Data excerpts:
□ □ □
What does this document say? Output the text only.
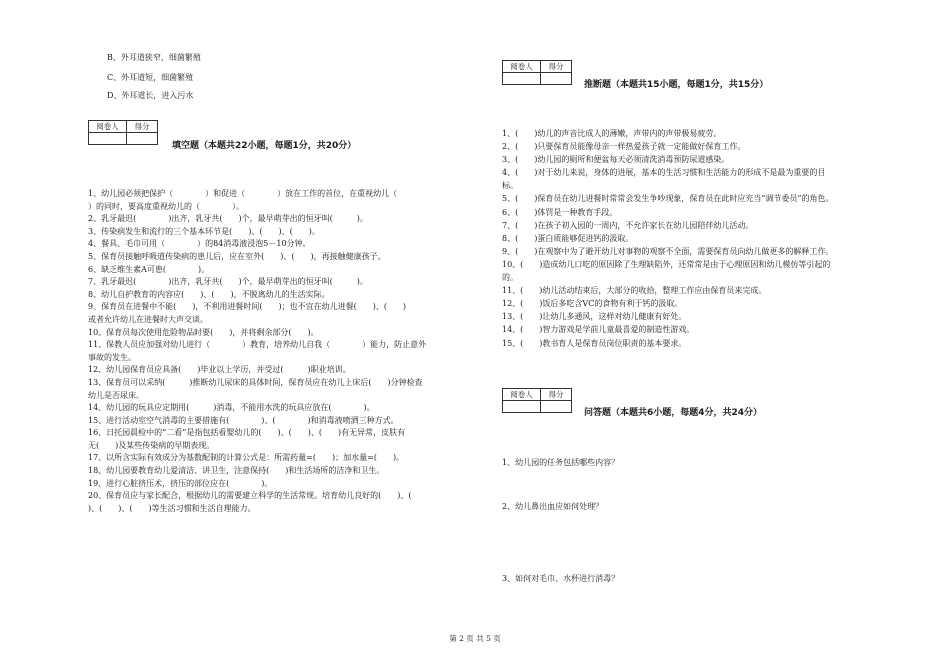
B、外耳道狭窄，细菌繁殖
C、外耳道短，细菌繁殖
D、外耳道长，进入污水
阅卷人	得分

填空题（本题共22小题，每题1分，共20分）
1、幼儿园必须把保护（　　　　）和促进（　　　　）放在工作的首位，在重视幼儿（
）的同时，要高度重视幼儿的（　　　　）。
2、乳牙最迟(　　　　)出齐，乳牙共(　　)个，最早萌芽出的恒牙叫(　　　)。
3、传染病发生和流行的三个基本环节是(　　)、(　　)、(　　)。
4、餐具、毛巾可用（　　　　）的84消毒液浸泡5－10分钟。
5、保育员接触呼吸道传染病的患儿后，应在室外(　　)、(　　)，再接触健康孩子。
6、缺乏维生素A可患(　　　　)。
7、乳牙最迟(　　　　)出齐，乳牙共(　　)个，最早萌芽出的恒牙叫(　　　)。
8、幼儿自护教育的内容应(　　)、(　　)，不脱离幼儿的生活实际。
9、保育员在进餐中不能(　　)，不利用进餐时间(　　)；也不宜在幼儿进餐(　　)、(　　)
或者允许幼儿在进餐时大声交谈。
10、保育员每次使用危险物品时要(　　)，并将剩余部分(　　)。
11、保教人员应加强对幼儿进行（　　　　）教育，培养幼儿自我（　　　　）能力，防止意外
事故的发生。
12、幼儿园保育员应具备(　　)毕业以上学历，并受过(　　　)职业培训。
13、保育员可以采纳(　　　)推断幼儿尿床的具体时间，保育员应在幼儿上床后(　　)分钟检查
幼儿是否尿床。
14、幼儿园的玩具应定期用(　　　)消毒，不能用水洗的玩具应放在(　　　　)。
15、进行活动室空气消毒的主要措施有(　　　　)、(　　　　)和消毒液喷洒三种方式。
16、日托园晨检中的“二看”是指包括看婴幼儿的(　　)、(　　)、(　　)有无异常，皮肤有
无(　　)及某些传染病的早期表现。
17、以所含实际有效成分为基数配制的计算公式是：所需药量=(　　)；加水量=(　　)。
18、幼儿园要教育幼儿爱清洁、讲卫生，注意保持(　　)和生活场所的洁净和卫生。
19、进行心脏挤压术，挤压的部位应在(　　　　)。
20、保育员应与家长配合，根据幼儿的需要建立科学的生活常规。培育幼儿良好的(　　)、(　　
)、(　　)、(　　)等生活习惯和生活自理能力。
阅卷人	得分

推断题（本题共15小题，每题1分，共15分）
1、(　　)幼儿的声音比成人的薄嫩，声带内的声带极易疲劳。
2、(　　)只要保育员能像母亲一样热爱孩子就一定能做好保育工作。
3、(　　)幼儿园的厕所和便盆每天必须清洗消毒预防尿道感染。
4、(　　)对于幼儿来说，身体的进展，基本的生活习惯和生活能力的形成不是最为重要的目
标。
5、(　　)保育员在幼儿进餐时常常会发生争吵现象，保育员在此时应充当“调节委员”的角色。
6、(　　)体罚是一种教育手段。
7、(　　)在孩子初入园的一周内，不允许家长在幼儿园陪伴幼儿活动。
8、(　　)蛋白质能够促进钙的汲取。
9、(　　)在观察中为了避开幼儿对事物的观察不全面，需要保育员向幼儿做更多的解释工作。
10、(　　)造成幼儿口吃的原因除了生理缺陷外，还常常是由于心理原因和幼儿模仿等引起的
的。
11、(　　)幼儿活动结束后，大部分的收拾，整理工作应由保育员来完成。
12、(　　)饭后多吃含VC的食物有利于钙的汲取。
13、(　　)让幼儿多通风，这样对幼儿健康有好处。
14、(　　)智力游戏是学前儿童最喜爱的制造性游戏。
15、(　　)教书育人是保育员岗位职责的基本要求。
阅卷人	得分

问答题（本题共6小题，每题4分，共24分）
1、幼儿园的任务包括哪些内容？
2、幼儿鼻出血应如何处理？
3、如何对毛巾、水杯进行消毒？
第 2 页 共 5 页
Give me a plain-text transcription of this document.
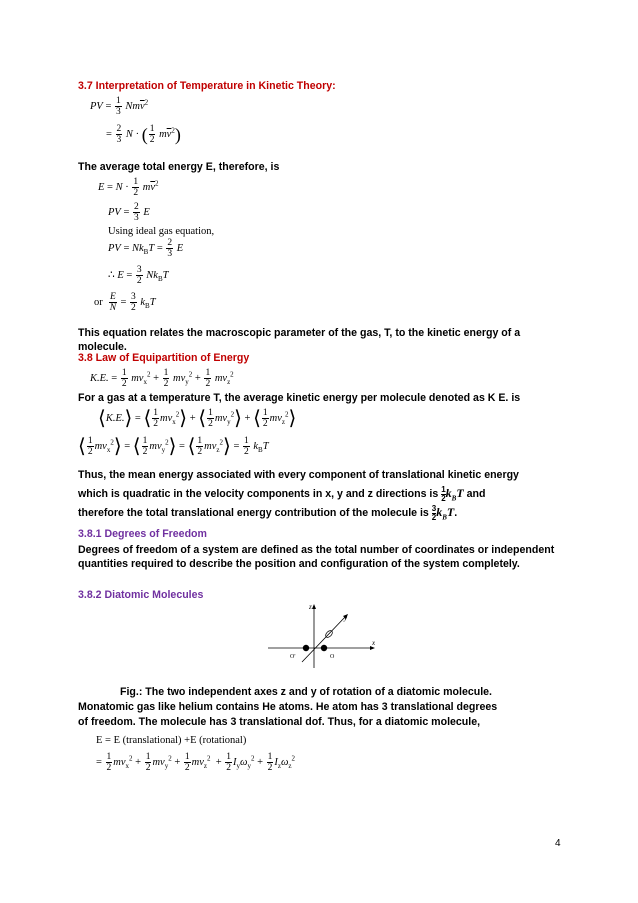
3.7 Interpretation of Temperature in Kinetic Theory:
PV = $\frac{1}{3} Nm\overline{v}^2$
= $\frac{2}{3}$ N · ( $\frac{1}{2} m\overline{v}^2$)
The average total energy E, therefore, is
$E = N \cdot \frac{1}{2} m\overline{v}^2$
PV = $\frac{2}{3}$ E
Using ideal gas equation,
PV = $Nk_BT = \frac{2}{3}$ E
∴ $E = \frac{3}{2} Nk_BT$
or $\frac{E}{N} = \frac{3}{2} k_BT$
This equation relates the macroscopic parameter of the gas, T, to the kinetic energy of a molecule.
3.8 Law of Equipartition of Energy
K.E. = $\frac{1}{2} mv_x^2 + \frac{1}{2} mv_y^2 + \frac{1}{2} mv_z^2$
For a gas at a temperature T, the average kinetic energy per molecule denoted as K E. is
⟨K.E.⟩ = ⟨ $\frac{1}{2}$ $mv_x^2⟩$ + ⟨ $\frac{1}{2}$ $mv_y^2⟩$ + ⟨ $\frac{1}{2}$ $mv_z^2⟩$
⟨ $\frac{1}{2}$ $mv_x^2⟩$ = ⟨ $\frac{1}{2}$ $mv_y^2⟩$ = ⟨ $\frac{1}{2}$ $mv_z^2⟩ = \frac{1}{2} k_BT$
Thus, the mean energy associated with every component of translational kinetic energy
which is quadratic in the velocity components in x, y and z directions is $\frac{1}{2} k_BT$ and
therefore the total translational energy contribution of the molecule is $\frac{3}{2} k_BT$.
3.8.1 Degrees of Freedom
Degrees of freedom of a system are defined as the total number of coordinates or independent quantities required to describe the position and configuration of the system completely.
3.8.2 Diatomic Molecules
z
y
x
O'	O
Fig.: The two independent axes z and y of rotation of a diatomic molecule.
Monatomic gas like helium contains He atoms. He atom has 3 translational degrees
of freedom. The molecule has 3 translational dof. Thus, for a diatomic molecule,
E = E (translational) +E (rotational)
= $\frac{1}{2} mv_x^2 + \frac{1}{2} mv_y^2 + \frac{1}{2} mv_z^2 + \frac{1}{2} I_y\omega_y^2 + \frac{1}{2} I_z\omega_z^2$
4
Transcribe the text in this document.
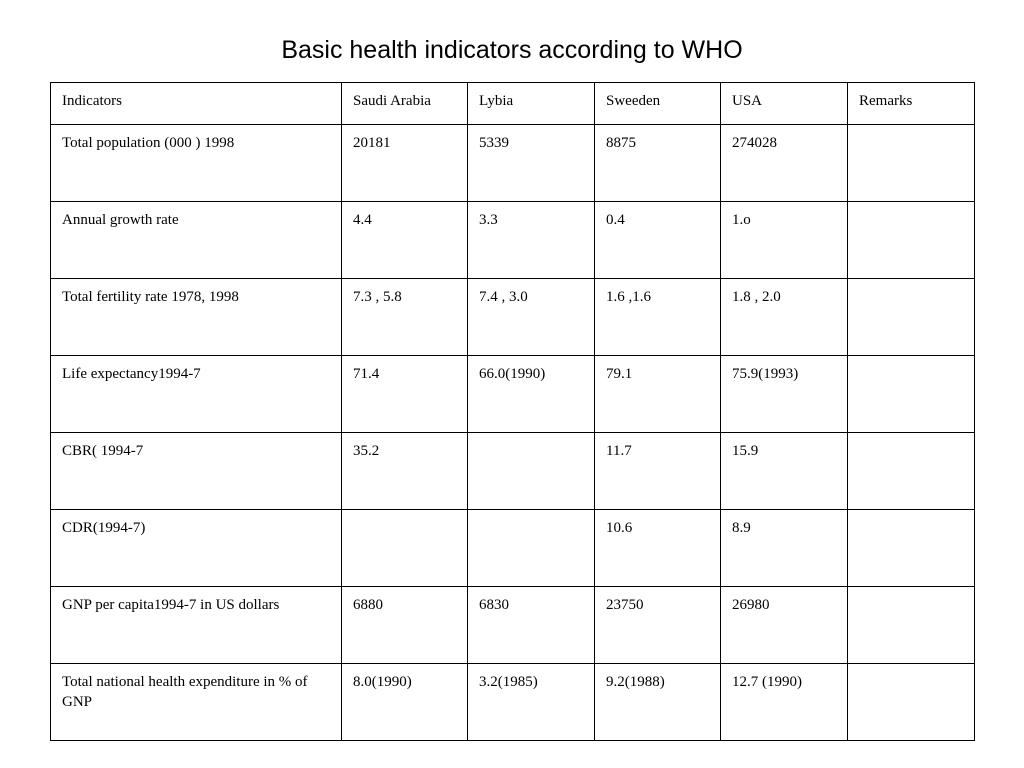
Basic health indicators according to WHO
Indicators	Saudi Arabia	Lybia	Sweeden	USA	Remarks
Total population (000 ) 1998	20181	5339	8875	274028	
Annual growth rate	4.4	3.3	0.4	1.o	
Total fertility rate 1978, 1998	7.3 , 5.8	7.4 , 3.0	1.6 ,1.6	1.8 , 2.0	
Life expectancy1994-7	71.4	66.0(1990)	79.1	75.9(1993)	
CBR( 1994-7	35.2		11.7	15.9	
CDR(1994-7)			10.6	8.9	
GNP per capita1994-7 in US dollars	6880	6830	23750	26980	
Total national health expenditure in % of GNP	8.0(1990)	3.2(1985)	9.2(1988)	12.7 (1990)	
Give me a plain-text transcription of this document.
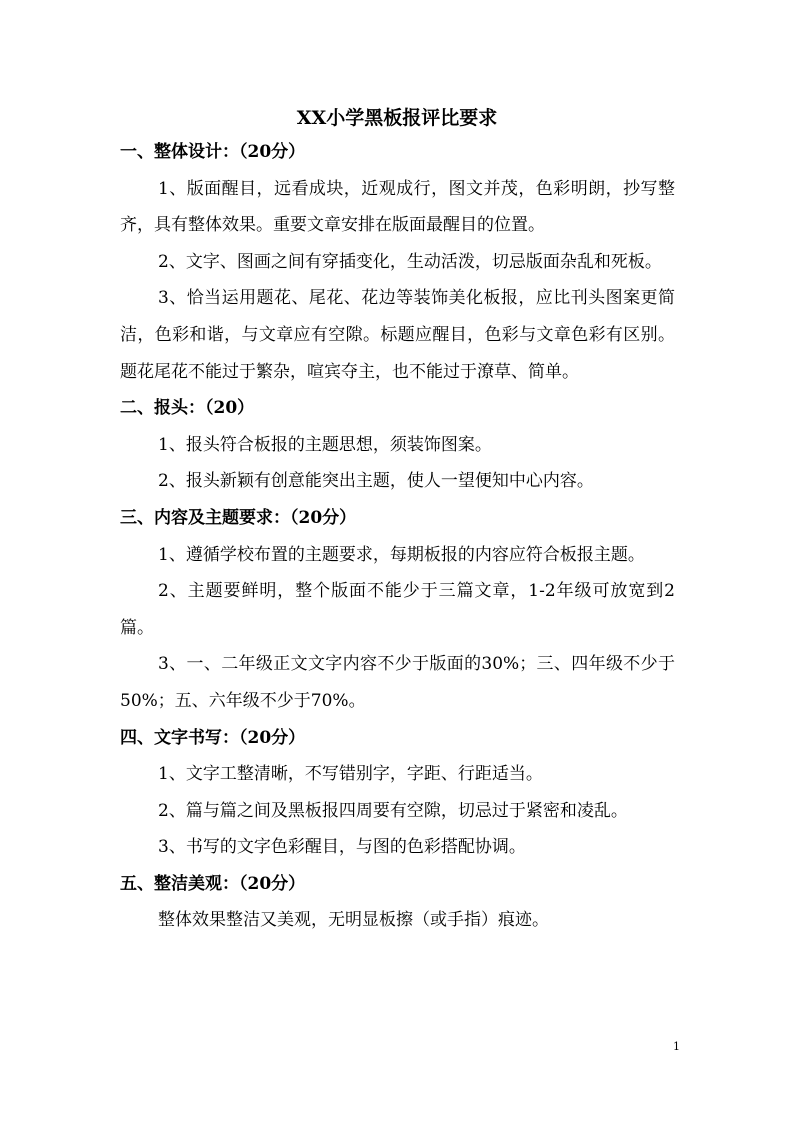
XX小学黑板报评比要求
一、整体设计：（20分）
1、版面醒目，远看成块，近观成行，图文并茂，色彩明朗，抄写整齐，具有整体效果。重要文章安排在版面最醒目的位置。
2、文字、图画之间有穿插变化，生动活泼，切忌版面杂乱和死板。
3、恰当运用题花、尾花、花边等装饰美化板报，应比刊头图案更简洁，色彩和谐，与文章应有空隙。标题应醒目，色彩与文章色彩有区别。题花尾花不能过于繁杂，喧宾夺主，也不能过于潦草、简单。
二、报头：（20）
1、报头符合板报的主题思想，须装饰图案。
2、报头新颖有创意能突出主题，使人一望便知中心内容。
三、内容及主题要求：（20分）
1、遵循学校布置的主题要求，每期板报的内容应符合板报主题。
2、主题要鲜明，整个版面不能少于三篇文章，1-2年级可放宽到2篇。
3、一、二年级正文文字内容不少于版面的30%；三、四年级不少于50%；五、六年级不少于70%。
四、文字书写：（20分）
1、文字工整清晰，不写错别字，字距、行距适当。
2、篇与篇之间及黑板报四周要有空隙，切忌过于紧密和凌乱。
3、书写的文字色彩醒目，与图的色彩搭配协调。
五、整洁美观：（20分）
整体效果整洁又美观，无明显板擦（或手指）痕迹。
1
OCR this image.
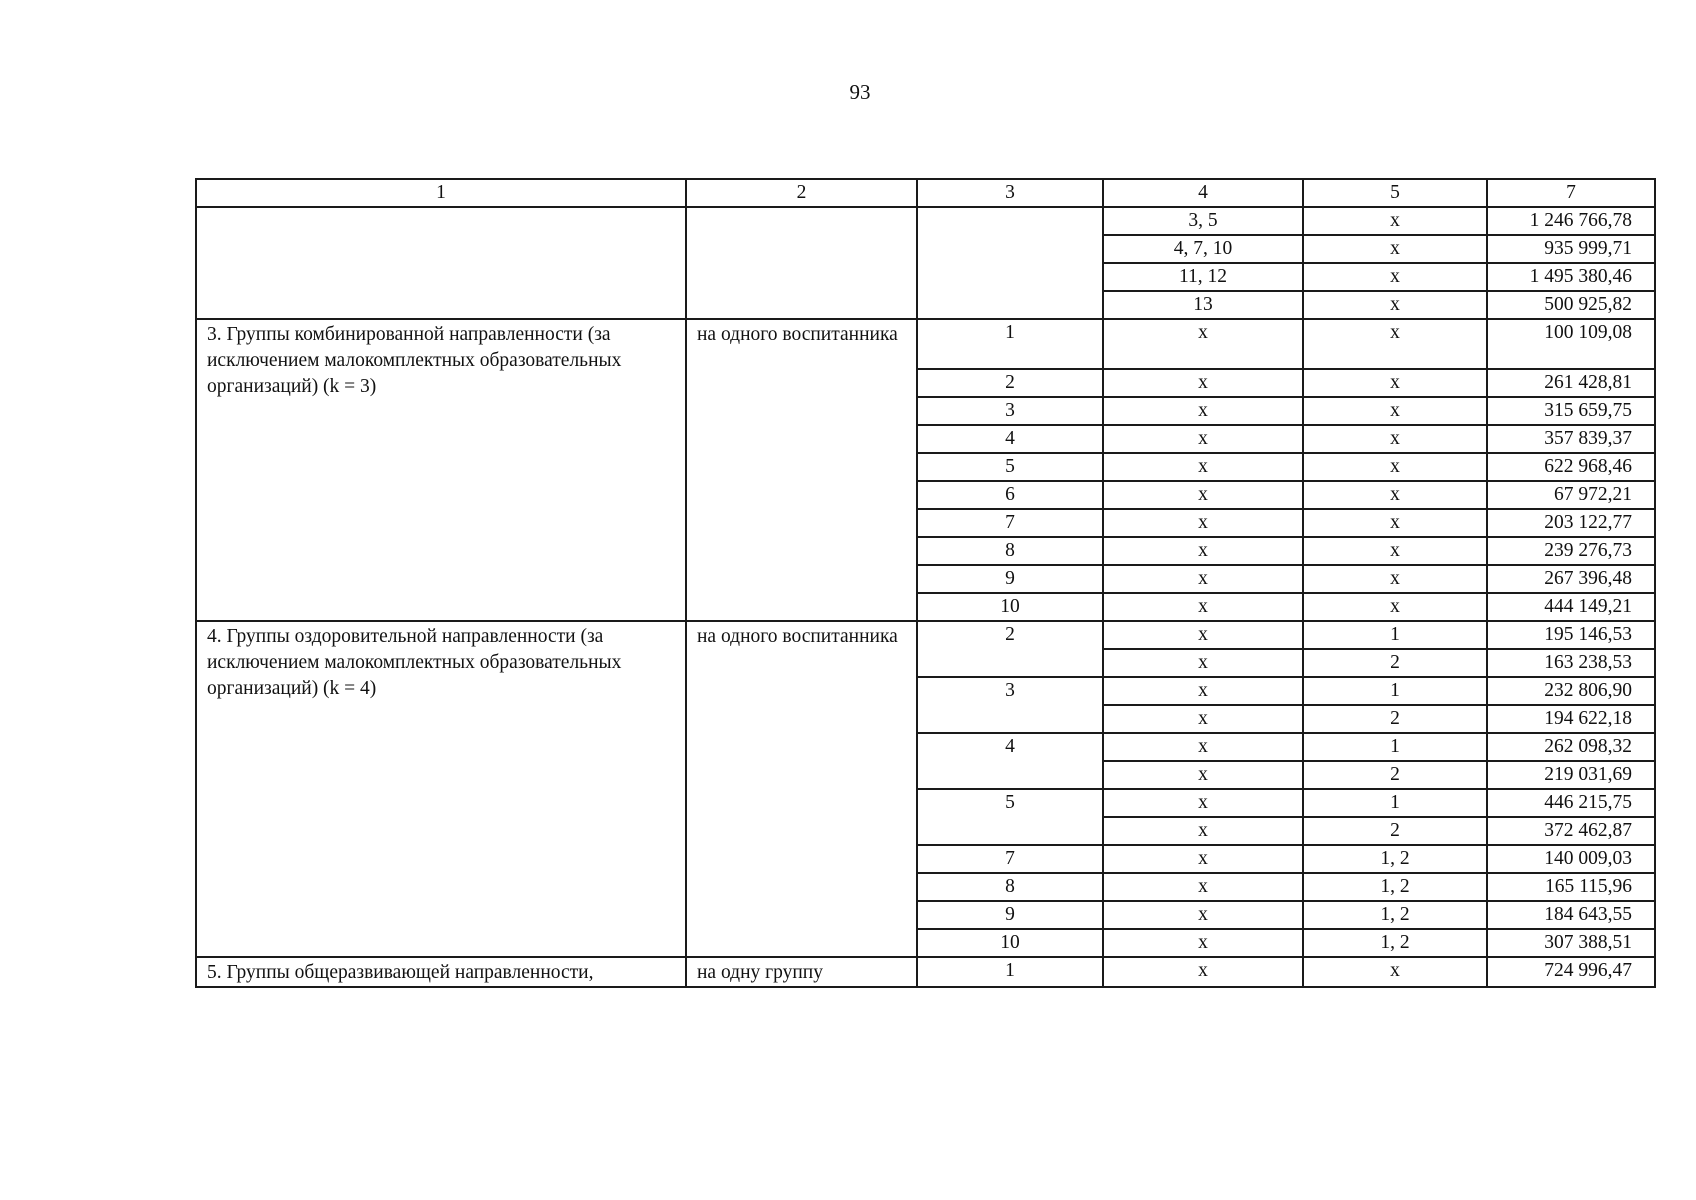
93
1	2	3	4	5	7
			3, 5	x	1 246 766,78
			4, 7, 10	x	935 999,71
			11, 12	x	1 495 380,46
			13	x	500 925,82
3. Группы комбинированной направленности (за исключением малокомплектных образовательных организаций) (k = 3)	на одного воспитанника	1	x	x	100 109,08
		2	x	x	261 428,81
		3	x	x	315 659,75
		4	x	x	357 839,37
		5	x	x	622 968,46
		6	x	x	67 972,21
		7	x	x	203 122,77
		8	x	x	239 276,73
		9	x	x	267 396,48
		10	x	x	444 149,21
4. Группы оздоровительной направленности (за исключением малокомплектных образовательных организаций) (k = 4)	на одного воспитанника	2	x	1	195 146,53
			x	2	163 238,53
		3	x	1	232 806,90
			x	2	194 622,18
		4	x	1	262 098,32
			x	2	219 031,69
		5	x	1	446 215,75
			x	2	372 462,87
		7	x	1, 2	140 009,03
		8	x	1, 2	165 115,96
		9	x	1, 2	184 643,55
		10	x	1, 2	307 388,51
5. Группы общеразвивающей направленности,	на одну группу	1	x	x	724 996,47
□ □ □
## Written instruction
State the number of lines in the data that include the string "document", and add nothing else.

## Task response
4